REQUIRED ACTION: Write out the data exactly, every line included.

Start of Block

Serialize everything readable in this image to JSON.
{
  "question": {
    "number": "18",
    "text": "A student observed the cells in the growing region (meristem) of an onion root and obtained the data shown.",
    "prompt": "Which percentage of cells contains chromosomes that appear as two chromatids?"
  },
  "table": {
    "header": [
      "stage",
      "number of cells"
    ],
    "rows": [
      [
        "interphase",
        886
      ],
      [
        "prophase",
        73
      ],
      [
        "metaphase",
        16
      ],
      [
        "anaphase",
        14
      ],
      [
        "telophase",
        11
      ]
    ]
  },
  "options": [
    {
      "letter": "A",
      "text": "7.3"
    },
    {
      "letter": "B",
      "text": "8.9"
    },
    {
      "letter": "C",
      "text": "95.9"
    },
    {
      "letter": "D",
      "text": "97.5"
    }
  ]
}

End of Block

TASK RESULT:
Serialize everything readable in this image to JSON.
{
  "question": {
    "number": "18",
    "text": "A student observed the cells in the growing region (meristem) of an onion root and obtained the data shown.",
    "prompt": "Which percentage of cells contains chromosomes that appear as two chromatids?"
  },
  "table": {
    "header": [
      "stage",
      "number of cells"
    ],
    "rows": [
      [
        "interphase",
        886
      ],
      [
        "prophase",
        73
      ],
      [
        "metaphase",
        16
      ],
      [
        "anaphase",
        14
      ],
      [
        "telophase",
        11
      ]
    ]
  },
  "options": [
    {
      "letter": "A",
      "text": "7.3"
    },
    {
      "letter": "B",
      "text": "8.9"
    },
    {
      "letter": "C",
      "text": "95.9"
    },
    {
      "letter": "D",
      "text": "97.5"
    }
  ]
}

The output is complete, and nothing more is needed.